= What to work on =
Write out all lines holding the word "title".

= Information supplied =
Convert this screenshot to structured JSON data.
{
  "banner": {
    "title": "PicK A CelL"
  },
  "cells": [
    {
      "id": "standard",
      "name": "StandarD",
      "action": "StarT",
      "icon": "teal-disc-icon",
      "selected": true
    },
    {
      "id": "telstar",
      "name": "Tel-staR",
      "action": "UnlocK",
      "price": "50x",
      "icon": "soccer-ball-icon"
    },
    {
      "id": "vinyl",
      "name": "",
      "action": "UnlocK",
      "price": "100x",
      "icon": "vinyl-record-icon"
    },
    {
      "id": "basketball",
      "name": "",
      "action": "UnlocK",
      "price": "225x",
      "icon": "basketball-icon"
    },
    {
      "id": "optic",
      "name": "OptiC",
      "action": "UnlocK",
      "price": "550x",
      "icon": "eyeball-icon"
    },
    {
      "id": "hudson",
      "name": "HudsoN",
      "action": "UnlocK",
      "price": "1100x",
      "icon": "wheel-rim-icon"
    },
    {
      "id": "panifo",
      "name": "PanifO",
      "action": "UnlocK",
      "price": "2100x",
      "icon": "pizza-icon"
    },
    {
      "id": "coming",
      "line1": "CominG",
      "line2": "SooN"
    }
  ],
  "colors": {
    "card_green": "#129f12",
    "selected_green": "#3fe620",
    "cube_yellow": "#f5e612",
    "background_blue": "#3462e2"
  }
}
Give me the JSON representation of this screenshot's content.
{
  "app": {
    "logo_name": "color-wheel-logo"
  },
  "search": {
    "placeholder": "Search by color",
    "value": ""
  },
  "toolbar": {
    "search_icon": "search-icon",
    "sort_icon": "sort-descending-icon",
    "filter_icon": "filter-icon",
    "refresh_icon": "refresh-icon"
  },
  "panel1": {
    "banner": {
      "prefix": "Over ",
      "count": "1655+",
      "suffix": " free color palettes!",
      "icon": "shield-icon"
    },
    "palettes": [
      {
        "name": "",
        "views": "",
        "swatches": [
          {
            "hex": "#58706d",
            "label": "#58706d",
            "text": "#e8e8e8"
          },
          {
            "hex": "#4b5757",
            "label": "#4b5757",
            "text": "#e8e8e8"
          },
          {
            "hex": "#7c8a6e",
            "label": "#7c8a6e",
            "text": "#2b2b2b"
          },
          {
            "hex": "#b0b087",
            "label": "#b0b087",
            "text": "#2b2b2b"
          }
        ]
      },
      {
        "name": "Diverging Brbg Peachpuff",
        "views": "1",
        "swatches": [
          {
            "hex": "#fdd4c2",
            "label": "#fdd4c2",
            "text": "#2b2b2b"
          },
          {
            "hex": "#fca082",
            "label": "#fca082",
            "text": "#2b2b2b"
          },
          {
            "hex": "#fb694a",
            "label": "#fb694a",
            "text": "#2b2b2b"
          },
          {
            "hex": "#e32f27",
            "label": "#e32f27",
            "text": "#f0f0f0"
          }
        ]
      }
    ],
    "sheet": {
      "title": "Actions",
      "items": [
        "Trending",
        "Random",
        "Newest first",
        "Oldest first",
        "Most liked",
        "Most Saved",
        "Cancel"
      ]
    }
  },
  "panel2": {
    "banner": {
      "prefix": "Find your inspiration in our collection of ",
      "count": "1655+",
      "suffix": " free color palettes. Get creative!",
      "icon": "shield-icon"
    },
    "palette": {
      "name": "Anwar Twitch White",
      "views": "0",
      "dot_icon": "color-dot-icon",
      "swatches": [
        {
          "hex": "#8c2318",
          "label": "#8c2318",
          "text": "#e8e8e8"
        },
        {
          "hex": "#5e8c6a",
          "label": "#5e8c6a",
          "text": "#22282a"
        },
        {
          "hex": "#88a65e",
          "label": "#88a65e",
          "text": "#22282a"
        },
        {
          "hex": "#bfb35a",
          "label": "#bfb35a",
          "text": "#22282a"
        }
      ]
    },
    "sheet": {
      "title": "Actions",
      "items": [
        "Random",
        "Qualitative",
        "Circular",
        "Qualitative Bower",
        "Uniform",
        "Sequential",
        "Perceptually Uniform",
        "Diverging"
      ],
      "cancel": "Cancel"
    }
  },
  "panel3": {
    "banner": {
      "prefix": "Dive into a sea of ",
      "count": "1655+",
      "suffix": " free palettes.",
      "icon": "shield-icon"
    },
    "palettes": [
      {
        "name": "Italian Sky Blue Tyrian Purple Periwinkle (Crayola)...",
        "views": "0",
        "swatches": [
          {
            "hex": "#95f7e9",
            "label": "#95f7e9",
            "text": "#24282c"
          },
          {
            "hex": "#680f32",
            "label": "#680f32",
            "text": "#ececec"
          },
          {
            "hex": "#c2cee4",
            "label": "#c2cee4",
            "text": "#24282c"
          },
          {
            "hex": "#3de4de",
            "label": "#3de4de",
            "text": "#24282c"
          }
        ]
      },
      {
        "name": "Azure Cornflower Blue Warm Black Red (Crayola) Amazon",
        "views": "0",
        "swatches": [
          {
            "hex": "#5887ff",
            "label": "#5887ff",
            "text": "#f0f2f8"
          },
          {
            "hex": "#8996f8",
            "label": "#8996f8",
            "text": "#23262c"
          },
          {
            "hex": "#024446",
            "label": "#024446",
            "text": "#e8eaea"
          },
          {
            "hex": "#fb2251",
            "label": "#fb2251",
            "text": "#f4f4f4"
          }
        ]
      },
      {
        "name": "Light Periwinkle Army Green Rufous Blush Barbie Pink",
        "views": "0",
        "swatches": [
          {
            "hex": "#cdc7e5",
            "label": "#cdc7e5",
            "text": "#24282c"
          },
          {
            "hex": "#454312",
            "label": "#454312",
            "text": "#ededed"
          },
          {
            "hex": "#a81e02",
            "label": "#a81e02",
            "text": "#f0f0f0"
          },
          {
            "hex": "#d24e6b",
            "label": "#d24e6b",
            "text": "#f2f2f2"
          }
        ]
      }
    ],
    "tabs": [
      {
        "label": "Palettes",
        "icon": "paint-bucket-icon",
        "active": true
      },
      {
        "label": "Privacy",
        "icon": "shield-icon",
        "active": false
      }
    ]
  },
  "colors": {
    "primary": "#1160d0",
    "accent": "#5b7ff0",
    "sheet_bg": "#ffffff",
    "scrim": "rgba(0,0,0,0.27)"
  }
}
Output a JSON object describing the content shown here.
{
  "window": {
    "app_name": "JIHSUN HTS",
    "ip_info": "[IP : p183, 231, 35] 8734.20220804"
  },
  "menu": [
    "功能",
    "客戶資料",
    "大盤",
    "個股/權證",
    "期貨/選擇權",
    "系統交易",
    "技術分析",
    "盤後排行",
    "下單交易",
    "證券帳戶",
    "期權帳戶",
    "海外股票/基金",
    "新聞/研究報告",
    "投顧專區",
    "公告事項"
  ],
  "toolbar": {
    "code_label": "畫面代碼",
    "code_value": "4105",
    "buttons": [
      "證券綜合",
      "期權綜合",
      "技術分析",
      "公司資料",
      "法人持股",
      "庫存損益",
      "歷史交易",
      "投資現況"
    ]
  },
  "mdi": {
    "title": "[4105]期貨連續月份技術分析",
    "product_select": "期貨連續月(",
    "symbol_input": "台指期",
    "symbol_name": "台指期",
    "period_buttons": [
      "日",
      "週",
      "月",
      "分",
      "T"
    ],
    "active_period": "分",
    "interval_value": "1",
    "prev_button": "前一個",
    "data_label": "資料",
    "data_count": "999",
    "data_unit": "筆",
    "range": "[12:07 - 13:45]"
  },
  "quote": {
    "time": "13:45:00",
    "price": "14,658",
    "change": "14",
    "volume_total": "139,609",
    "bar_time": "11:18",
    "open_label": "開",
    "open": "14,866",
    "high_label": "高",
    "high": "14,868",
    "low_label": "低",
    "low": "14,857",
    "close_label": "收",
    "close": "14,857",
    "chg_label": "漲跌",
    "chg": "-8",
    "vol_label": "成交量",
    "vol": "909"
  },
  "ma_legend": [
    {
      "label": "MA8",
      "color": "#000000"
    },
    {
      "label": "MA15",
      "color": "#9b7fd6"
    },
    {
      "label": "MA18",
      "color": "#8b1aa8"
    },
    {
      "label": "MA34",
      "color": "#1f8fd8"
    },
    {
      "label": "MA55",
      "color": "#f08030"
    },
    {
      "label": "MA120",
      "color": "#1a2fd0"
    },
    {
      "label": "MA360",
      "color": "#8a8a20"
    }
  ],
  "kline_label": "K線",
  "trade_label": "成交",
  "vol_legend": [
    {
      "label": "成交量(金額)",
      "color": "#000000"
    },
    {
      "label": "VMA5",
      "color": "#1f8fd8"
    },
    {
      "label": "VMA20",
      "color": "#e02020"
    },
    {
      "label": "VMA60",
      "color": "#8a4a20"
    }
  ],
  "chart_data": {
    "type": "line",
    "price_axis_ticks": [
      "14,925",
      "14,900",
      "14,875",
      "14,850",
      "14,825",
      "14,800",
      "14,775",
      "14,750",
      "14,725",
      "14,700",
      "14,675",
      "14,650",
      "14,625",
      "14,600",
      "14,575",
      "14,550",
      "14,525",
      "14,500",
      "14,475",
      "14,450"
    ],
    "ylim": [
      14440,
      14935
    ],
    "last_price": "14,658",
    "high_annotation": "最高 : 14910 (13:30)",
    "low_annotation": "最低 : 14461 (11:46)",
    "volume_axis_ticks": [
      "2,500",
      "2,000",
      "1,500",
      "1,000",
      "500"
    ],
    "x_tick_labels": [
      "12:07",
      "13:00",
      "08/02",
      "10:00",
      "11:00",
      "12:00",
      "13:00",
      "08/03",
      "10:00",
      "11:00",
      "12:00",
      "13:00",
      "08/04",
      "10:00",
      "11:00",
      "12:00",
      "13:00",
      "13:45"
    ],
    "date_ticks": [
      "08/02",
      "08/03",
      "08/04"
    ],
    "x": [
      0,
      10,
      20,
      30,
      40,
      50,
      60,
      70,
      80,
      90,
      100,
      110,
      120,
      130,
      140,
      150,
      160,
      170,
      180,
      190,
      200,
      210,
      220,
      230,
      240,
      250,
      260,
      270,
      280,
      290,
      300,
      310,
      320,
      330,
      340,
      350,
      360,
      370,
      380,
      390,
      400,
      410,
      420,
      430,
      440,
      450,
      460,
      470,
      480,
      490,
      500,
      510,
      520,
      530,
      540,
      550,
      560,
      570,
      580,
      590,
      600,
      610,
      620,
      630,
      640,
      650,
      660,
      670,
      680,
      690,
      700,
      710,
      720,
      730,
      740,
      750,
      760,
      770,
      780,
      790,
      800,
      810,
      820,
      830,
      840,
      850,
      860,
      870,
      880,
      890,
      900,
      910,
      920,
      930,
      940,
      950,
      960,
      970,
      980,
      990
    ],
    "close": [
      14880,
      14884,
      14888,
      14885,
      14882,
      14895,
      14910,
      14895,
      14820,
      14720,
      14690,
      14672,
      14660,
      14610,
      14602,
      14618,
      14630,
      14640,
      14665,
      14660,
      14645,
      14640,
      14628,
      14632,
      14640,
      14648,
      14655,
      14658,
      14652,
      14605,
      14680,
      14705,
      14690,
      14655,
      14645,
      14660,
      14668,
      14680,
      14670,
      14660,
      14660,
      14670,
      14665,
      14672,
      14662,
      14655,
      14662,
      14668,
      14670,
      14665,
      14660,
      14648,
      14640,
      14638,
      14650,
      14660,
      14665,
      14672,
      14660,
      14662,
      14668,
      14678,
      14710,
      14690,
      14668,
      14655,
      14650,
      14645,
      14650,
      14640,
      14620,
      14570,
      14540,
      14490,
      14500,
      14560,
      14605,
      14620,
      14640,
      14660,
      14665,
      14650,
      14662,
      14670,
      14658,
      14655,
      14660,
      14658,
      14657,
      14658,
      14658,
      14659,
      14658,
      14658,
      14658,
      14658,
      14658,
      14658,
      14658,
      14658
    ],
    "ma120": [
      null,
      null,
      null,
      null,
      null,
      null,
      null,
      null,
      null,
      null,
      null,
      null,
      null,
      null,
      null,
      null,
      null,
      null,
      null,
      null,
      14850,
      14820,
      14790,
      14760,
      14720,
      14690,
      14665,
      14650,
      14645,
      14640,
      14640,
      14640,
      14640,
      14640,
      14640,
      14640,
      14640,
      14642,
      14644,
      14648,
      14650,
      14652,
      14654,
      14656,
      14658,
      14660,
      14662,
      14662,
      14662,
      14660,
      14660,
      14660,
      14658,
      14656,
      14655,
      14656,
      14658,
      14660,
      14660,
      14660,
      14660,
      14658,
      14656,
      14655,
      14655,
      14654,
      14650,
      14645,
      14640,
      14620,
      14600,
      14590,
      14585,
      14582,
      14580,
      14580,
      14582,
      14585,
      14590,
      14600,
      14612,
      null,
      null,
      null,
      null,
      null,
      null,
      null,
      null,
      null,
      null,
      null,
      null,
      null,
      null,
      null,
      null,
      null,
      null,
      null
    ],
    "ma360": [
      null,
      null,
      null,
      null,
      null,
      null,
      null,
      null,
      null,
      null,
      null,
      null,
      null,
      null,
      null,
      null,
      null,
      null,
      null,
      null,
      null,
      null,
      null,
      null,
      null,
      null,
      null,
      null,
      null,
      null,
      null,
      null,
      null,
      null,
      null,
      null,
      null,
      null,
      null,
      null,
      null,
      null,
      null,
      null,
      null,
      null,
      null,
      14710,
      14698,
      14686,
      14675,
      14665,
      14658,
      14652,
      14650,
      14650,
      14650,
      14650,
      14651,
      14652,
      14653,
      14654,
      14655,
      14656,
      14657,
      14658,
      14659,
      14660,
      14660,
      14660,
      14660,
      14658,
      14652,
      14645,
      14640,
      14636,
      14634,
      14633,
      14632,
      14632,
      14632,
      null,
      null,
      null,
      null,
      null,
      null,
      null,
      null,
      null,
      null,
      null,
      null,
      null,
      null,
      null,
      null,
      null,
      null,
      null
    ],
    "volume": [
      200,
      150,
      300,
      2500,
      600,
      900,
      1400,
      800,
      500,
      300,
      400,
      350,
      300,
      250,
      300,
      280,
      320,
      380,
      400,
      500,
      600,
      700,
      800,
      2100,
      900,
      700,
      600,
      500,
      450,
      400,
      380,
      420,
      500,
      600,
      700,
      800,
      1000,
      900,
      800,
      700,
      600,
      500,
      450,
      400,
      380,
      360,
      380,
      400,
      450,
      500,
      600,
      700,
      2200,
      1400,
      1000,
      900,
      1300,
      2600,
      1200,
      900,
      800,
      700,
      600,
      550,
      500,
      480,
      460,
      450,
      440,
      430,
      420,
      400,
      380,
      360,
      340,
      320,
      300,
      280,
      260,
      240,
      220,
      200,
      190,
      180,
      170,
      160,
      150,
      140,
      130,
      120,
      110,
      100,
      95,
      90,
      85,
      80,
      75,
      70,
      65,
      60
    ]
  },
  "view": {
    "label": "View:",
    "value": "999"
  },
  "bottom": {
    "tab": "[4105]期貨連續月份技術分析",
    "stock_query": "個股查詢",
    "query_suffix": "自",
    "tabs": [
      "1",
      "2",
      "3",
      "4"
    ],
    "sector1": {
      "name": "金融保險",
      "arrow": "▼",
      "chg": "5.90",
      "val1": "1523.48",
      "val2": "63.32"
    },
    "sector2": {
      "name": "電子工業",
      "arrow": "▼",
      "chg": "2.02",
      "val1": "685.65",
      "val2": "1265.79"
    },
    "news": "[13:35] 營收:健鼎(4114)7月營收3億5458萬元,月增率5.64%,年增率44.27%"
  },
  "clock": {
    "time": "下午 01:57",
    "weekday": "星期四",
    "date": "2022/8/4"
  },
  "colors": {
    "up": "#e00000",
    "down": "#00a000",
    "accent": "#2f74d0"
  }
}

= Solution to the problem =
    "title": "PicK A CelL"
      "title": "Actions",
      "title": "Actions",
    "title": "[4105]期貨連續月份技術分析",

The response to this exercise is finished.